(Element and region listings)

::::

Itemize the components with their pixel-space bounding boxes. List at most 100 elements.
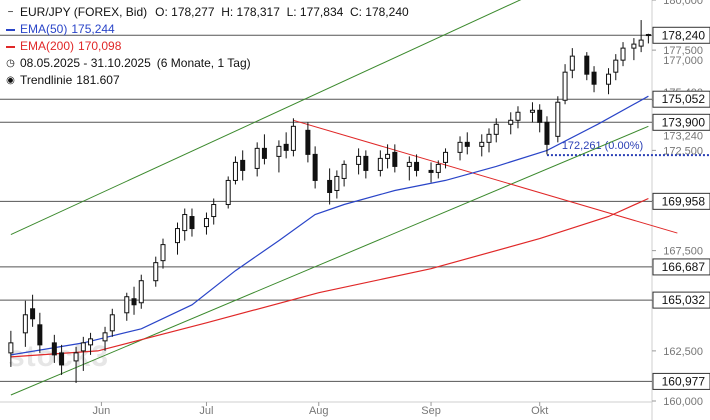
period-label: (6 Monate, 1 Tag) — [156, 56, 251, 70]
candle-body — [305, 129, 311, 155]
partial-label-b: 173,240 — [663, 131, 703, 143]
level-badge-label: 175,052 — [662, 92, 706, 106]
candle-body — [334, 175, 340, 191]
level-badge — [652, 291, 710, 309]
ema200-label: EMA(200) — [20, 39, 75, 53]
candle-body — [22, 314, 28, 334]
candle-body — [377, 157, 383, 171]
candle-body — [457, 141, 463, 153]
ema200-value: 170,098 — [78, 39, 122, 53]
candle-body — [638, 39, 644, 47]
candle-body — [261, 147, 267, 159]
candle-body — [508, 119, 514, 125]
y-tick-label: 172,500 — [663, 145, 703, 157]
candle-body — [30, 308, 36, 320]
downtrend-line — [293, 119, 678, 234]
candle-body — [591, 71, 597, 85]
candle-body — [211, 204, 217, 218]
candle-body — [392, 151, 398, 167]
legend-range-row: ◷ 08.05.2025 - 31.10.2025 (6 Monate, 1 T… — [6, 55, 409, 72]
level-badge — [652, 258, 710, 276]
y-tick-label: 167,500 — [663, 246, 703, 258]
ema50-label: EMA(50) — [20, 22, 68, 36]
candle-body — [73, 352, 79, 362]
candle-body — [182, 214, 188, 232]
candle-body — [341, 163, 347, 179]
candle-body — [645, 34, 651, 37]
level-badge — [652, 372, 710, 390]
candle-body — [569, 55, 575, 71]
instrument-title: EUR/JPY (FOREX, Bid) — [20, 5, 148, 19]
y-tick-label: 160,000 — [663, 396, 703, 408]
candle-body — [327, 179, 333, 193]
candle-body — [555, 101, 561, 137]
level-badge-label: 160,977 — [662, 374, 706, 388]
candle-body — [620, 47, 626, 61]
candle-body — [385, 153, 391, 159]
x-tick-label: Aug — [309, 405, 329, 417]
x-tick-label: Jun — [93, 405, 111, 417]
candle-body — [240, 159, 246, 171]
legend-trend-row: ◉ Trendlinie 181.607 — [6, 72, 409, 89]
candle-body — [493, 123, 499, 135]
candle-body — [203, 218, 209, 228]
candle-body — [51, 342, 57, 356]
y-tick-label: 162,500 — [663, 346, 703, 358]
level-badge-label: 165,032 — [662, 293, 706, 307]
candle-body — [537, 109, 543, 123]
x-tick-label: Jul — [199, 405, 213, 417]
candle-body — [102, 332, 108, 342]
candle-body — [414, 161, 420, 171]
legend-ema200-row: EMA(200) 170,098 — [6, 38, 409, 55]
candle-body — [312, 153, 318, 181]
y-tick-label: 180,000 — [663, 0, 703, 7]
trendline-label: Trendlinie — [20, 73, 73, 87]
level-badge — [652, 26, 710, 44]
candle-body — [189, 216, 195, 230]
candle-body — [356, 155, 362, 165]
candle-body — [283, 143, 289, 151]
level-badge-label: 173,900 — [662, 115, 706, 129]
candle-body — [584, 55, 590, 75]
x-tick-label: Okt — [531, 405, 548, 417]
candle-body — [443, 151, 449, 163]
ema50-value: 175,244 — [71, 22, 115, 36]
candle-body — [8, 342, 14, 354]
candle-body — [131, 298, 137, 306]
channel-lower-line — [10, 125, 649, 396]
candle-body — [174, 228, 180, 244]
chart-legend: − EUR/JPY (FOREX, Bid) O: 178,277 H: 178… — [6, 4, 409, 89]
candle-body — [435, 163, 441, 173]
candle-body — [59, 352, 65, 366]
legend-title-row: − EUR/JPY (FOREX, Bid) O: 178,277 H: 178… — [6, 4, 409, 21]
level-badge — [652, 90, 710, 108]
candle-body — [232, 161, 238, 181]
candle-body — [37, 324, 43, 346]
x-tick-label: Sep — [421, 405, 441, 417]
candle-body — [254, 147, 260, 169]
y-tick-label: 177,500 — [663, 45, 703, 57]
date-range: 08.05.2025 - 31.10.2025 — [20, 56, 151, 70]
clock-icon: ◷ — [6, 58, 15, 69]
level-badge-label: 169,958 — [662, 194, 706, 208]
candle-body — [515, 111, 521, 121]
candle-body — [606, 73, 612, 85]
trendline-value: 181.607 — [76, 73, 120, 87]
candle-body — [109, 314, 115, 332]
candle-body — [138, 280, 144, 304]
candle-body — [290, 125, 296, 151]
ema50-line — [10, 95, 649, 356]
candle-body — [613, 59, 619, 73]
minus-icon[interactable]: − — [7, 7, 14, 18]
target-icon: ◉ — [6, 75, 15, 86]
candle-body — [428, 169, 434, 173]
ema200-line — [10, 197, 649, 358]
candle-body — [486, 133, 492, 143]
candle-body — [631, 43, 637, 49]
candle-body — [153, 262, 159, 282]
candle-body — [80, 342, 86, 352]
candle-body — [363, 155, 369, 171]
candle-body — [124, 296, 130, 314]
ohlc-values: O: 178,277 H: 178,317 L: 177,834 C: 178,… — [155, 5, 409, 19]
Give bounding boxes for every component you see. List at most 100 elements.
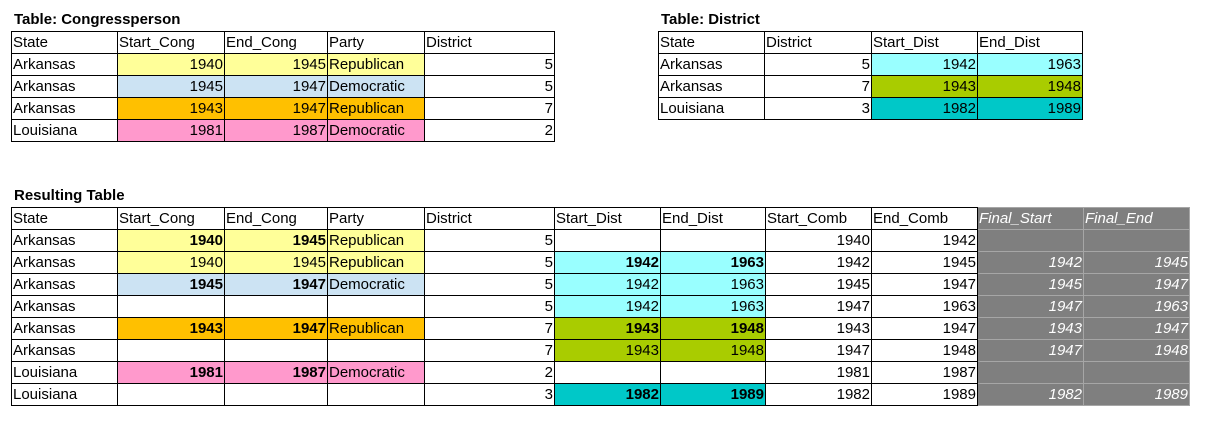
district-cell: 5 bbox=[424, 75, 555, 98]
end-cong-cell: 1947 bbox=[224, 75, 328, 98]
party-cell: Democratic bbox=[327, 75, 425, 98]
start-dist-cell: 1942 bbox=[554, 273, 661, 296]
start-dist-cell: 1943 bbox=[554, 317, 661, 340]
party-cell: Republican bbox=[327, 317, 425, 340]
header-cell: End_Dist bbox=[977, 31, 1083, 54]
end-comb-cell: 1942 bbox=[871, 229, 978, 252]
table-row: Arkansas 1945 1947 Democratic 5 1942 1963 1945 1… bbox=[11, 273, 1190, 296]
start-dist-cell: 1982 bbox=[554, 383, 661, 406]
header-cell: End_Cong bbox=[224, 31, 328, 54]
district-cell: 5 bbox=[424, 229, 555, 252]
district-cell: 5 bbox=[764, 53, 872, 76]
final-start-cell: 1982 bbox=[977, 383, 1084, 406]
table-row: Arkansas 1940 1945 Republican 5 1940 1942 bbox=[11, 229, 1190, 252]
party-cell bbox=[327, 339, 425, 362]
start-cong-cell: 1981 bbox=[117, 361, 225, 384]
start-comb-cell: 1943 bbox=[765, 317, 872, 340]
final-start-cell: 1947 bbox=[977, 339, 1084, 362]
final-end-cell: 1947 bbox=[1083, 273, 1190, 296]
final-end-cell: 1963 bbox=[1083, 295, 1190, 318]
state-cell: Arkansas bbox=[11, 75, 118, 98]
final-end-cell bbox=[1083, 361, 1190, 384]
start-cong-cell bbox=[117, 295, 225, 318]
table-row: Arkansas 1943 1947 Republican 7 1943 1948 1943 1… bbox=[11, 317, 1190, 340]
end-cong-cell: 1945 bbox=[224, 53, 328, 76]
start-cong-cell: 1943 bbox=[117, 317, 225, 340]
start-comb-cell: 1982 bbox=[765, 383, 872, 406]
end-comb-cell: 1945 bbox=[871, 251, 978, 274]
header-cell: State bbox=[658, 31, 765, 54]
end-dist-cell: 1948 bbox=[977, 75, 1083, 98]
table-row: Louisiana 1981 1987 Democratic 2 1981 1987 bbox=[11, 361, 1190, 384]
final-start-cell: 1943 bbox=[977, 317, 1084, 340]
district-cell: 2 bbox=[424, 361, 555, 384]
resulting-table-title: Resulting Table bbox=[14, 187, 125, 204]
state-cell: Arkansas bbox=[11, 229, 118, 252]
end-cong-cell: 1947 bbox=[224, 97, 328, 120]
state-cell: Louisiana bbox=[11, 119, 118, 142]
state-cell: Louisiana bbox=[658, 97, 765, 120]
party-cell: Republican bbox=[327, 97, 425, 120]
header-cell: District bbox=[764, 31, 872, 54]
party-cell bbox=[327, 383, 425, 406]
end-dist-cell: 1963 bbox=[660, 273, 766, 296]
final-end-cell: 1945 bbox=[1083, 251, 1190, 274]
end-comb-cell: 1987 bbox=[871, 361, 978, 384]
table-row: Arkansas 1940 1945 Republican 5 bbox=[11, 53, 555, 76]
state-cell: Louisiana bbox=[11, 383, 118, 406]
final-start-cell: 1942 bbox=[977, 251, 1084, 274]
congressperson-table-title: Table: Congressperson bbox=[14, 11, 181, 28]
district-cell: 7 bbox=[424, 97, 555, 120]
header-cell: Start_Cong bbox=[117, 31, 225, 54]
end-dist-cell bbox=[660, 229, 766, 252]
start-cong-cell: 1940 bbox=[117, 251, 225, 274]
party-cell: Democratic bbox=[327, 119, 425, 142]
party-cell: Democratic bbox=[327, 273, 425, 296]
start-cong-cell: 1945 bbox=[117, 273, 225, 296]
table-row: Louisiana 1981 1987 Democratic 2 bbox=[11, 119, 555, 142]
end-cong-cell bbox=[224, 295, 328, 318]
start-comb-cell: 1981 bbox=[765, 361, 872, 384]
end-dist-cell: 1948 bbox=[660, 339, 766, 362]
table-row: Arkansas 5 1942 1963 1947 1963 1947 1963 bbox=[11, 295, 1190, 318]
table-row: Louisiana 3 1982 1989 1982 1989 1982 1989 bbox=[11, 383, 1190, 406]
party-cell: Republican bbox=[327, 229, 425, 252]
end-cong-cell bbox=[224, 339, 328, 362]
end-dist-cell: 1948 bbox=[660, 317, 766, 340]
header-cell: Final_End bbox=[1083, 207, 1190, 230]
header-cell: Start_Dist bbox=[871, 31, 978, 54]
state-cell: Arkansas bbox=[11, 317, 118, 340]
end-cong-cell: 1947 bbox=[224, 317, 328, 340]
header-cell: Start_Dist bbox=[554, 207, 661, 230]
end-cong-cell: 1945 bbox=[224, 251, 328, 274]
table-row: Arkansas 1940 1945 Republican 5 1942 1963 1942 1… bbox=[11, 251, 1190, 274]
table-row: Louisiana 3 1982 1989 bbox=[658, 97, 1083, 120]
end-comb-cell: 1948 bbox=[871, 339, 978, 362]
end-cong-cell: 1947 bbox=[224, 273, 328, 296]
state-cell: Arkansas bbox=[11, 273, 118, 296]
district-cell: 7 bbox=[424, 317, 555, 340]
header-cell: State bbox=[11, 31, 118, 54]
party-cell: Republican bbox=[327, 53, 425, 76]
district-cell: 3 bbox=[424, 383, 555, 406]
start-cong-cell: 1981 bbox=[117, 119, 225, 142]
state-cell: Arkansas bbox=[658, 53, 765, 76]
district-cell: 3 bbox=[764, 97, 872, 120]
resulting-table: State Start_Cong End_Cong Party District Star… bbox=[11, 207, 1190, 406]
party-cell: Republican bbox=[327, 251, 425, 274]
final-end-cell: 1989 bbox=[1083, 383, 1190, 406]
start-comb-cell: 1947 bbox=[765, 339, 872, 362]
final-start-cell bbox=[977, 361, 1084, 384]
header-cell: End_Dist bbox=[660, 207, 766, 230]
end-comb-cell: 1947 bbox=[871, 273, 978, 296]
start-cong-cell: 1940 bbox=[117, 53, 225, 76]
start-comb-cell: 1945 bbox=[765, 273, 872, 296]
district-cell: 5 bbox=[424, 53, 555, 76]
start-cong-cell bbox=[117, 339, 225, 362]
state-cell: Louisiana bbox=[11, 361, 118, 384]
district-cell: 5 bbox=[424, 273, 555, 296]
start-dist-cell: 1942 bbox=[871, 53, 978, 76]
final-end-cell: 1948 bbox=[1083, 339, 1190, 362]
end-cong-cell: 1987 bbox=[224, 119, 328, 142]
header-cell: District bbox=[424, 207, 555, 230]
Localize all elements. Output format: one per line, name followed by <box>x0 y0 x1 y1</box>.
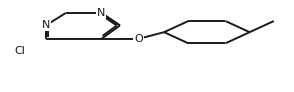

::::

**WHAT IS BEING ASKED:**
Please copy out word for word every line from the one containing "district-cell: 5 bbox=[424, 75, 555, 98]" up to and including the one containing "state-cell: Louisiana bbox=[11, 383, 118, 406]".

**TASK ANSWER:**
district-cell: 5 bbox=[424, 75, 555, 98]
end-cong-cell: 1947 bbox=[224, 75, 328, 98]
party-cell: Democratic bbox=[327, 75, 425, 98]
start-dist-cell: 1942 bbox=[554, 273, 661, 296]
start-dist-cell: 1943 bbox=[554, 317, 661, 340]
party-cell: Republican bbox=[327, 317, 425, 340]
header-cell: End_Dist bbox=[977, 31, 1083, 54]
end-comb-cell: 1942 bbox=[871, 229, 978, 252]
table-row: Arkansas 1945 1947 Democratic 5 1942 1963 1945 1… bbox=[11, 273, 1190, 296]
start-dist-cell: 1982 bbox=[554, 383, 661, 406]
header-cell: End_Cong bbox=[224, 31, 328, 54]
district-cell: 5 bbox=[424, 229, 555, 252]
district-cell: 5 bbox=[764, 53, 872, 76]
final-start-cell: 1982 bbox=[977, 383, 1084, 406]
table-row: Arkansas 1940 1945 Republican 5 1940 1942 bbox=[11, 229, 1190, 252]
party-cell bbox=[327, 339, 425, 362]
start-cong-cell: 1981 bbox=[117, 361, 225, 384]
start-comb-cell: 1943 bbox=[765, 317, 872, 340]
final-start-cell: 1947 bbox=[977, 339, 1084, 362]
final-end-cell: 1947 bbox=[1083, 273, 1190, 296]
final-end-cell: 1963 bbox=[1083, 295, 1190, 318]
state-cell: Arkansas bbox=[11, 75, 118, 98]
final-end-cell bbox=[1083, 361, 1190, 384]
start-cong-cell bbox=[117, 295, 225, 318]
table-row: Arkansas 1943 1947 Republican 7 1943 1948 1943 1… bbox=[11, 317, 1190, 340]
end-cong-cell: 1945 bbox=[224, 53, 328, 76]
start-cong-cell: 1943 bbox=[117, 317, 225, 340]
start-comb-cell: 1982 bbox=[765, 383, 872, 406]
end-comb-cell: 1945 bbox=[871, 251, 978, 274]
header-cell: State bbox=[658, 31, 765, 54]
end-dist-cell: 1948 bbox=[977, 75, 1083, 98]
table-row: Louisiana 1981 1987 Democratic 2 1981 1987 bbox=[11, 361, 1190, 384]
final-start-cell: 1943 bbox=[977, 317, 1084, 340]
district-cell: 2 bbox=[424, 361, 555, 384]
resulting-table-title: Resulting Table bbox=[14, 187, 125, 204]
state-cell: Arkansas bbox=[11, 229, 118, 252]
end-cong-cell: 1947 bbox=[224, 97, 328, 120]
state-cell: Louisiana bbox=[11, 119, 118, 142]
state-cell: Louisiana bbox=[658, 97, 765, 120]
party-cell: Republican bbox=[327, 97, 425, 120]
header-cell: District bbox=[764, 31, 872, 54]
party-cell bbox=[327, 383, 425, 406]
end-dist-cell: 1963 bbox=[660, 273, 766, 296]
final-end-cell: 1945 bbox=[1083, 251, 1190, 274]
end-comb-cell: 1987 bbox=[871, 361, 978, 384]
table-row: Arkansas 1940 1945 Republican 5 bbox=[11, 53, 555, 76]
state-cell: Louisiana bbox=[11, 383, 118, 406]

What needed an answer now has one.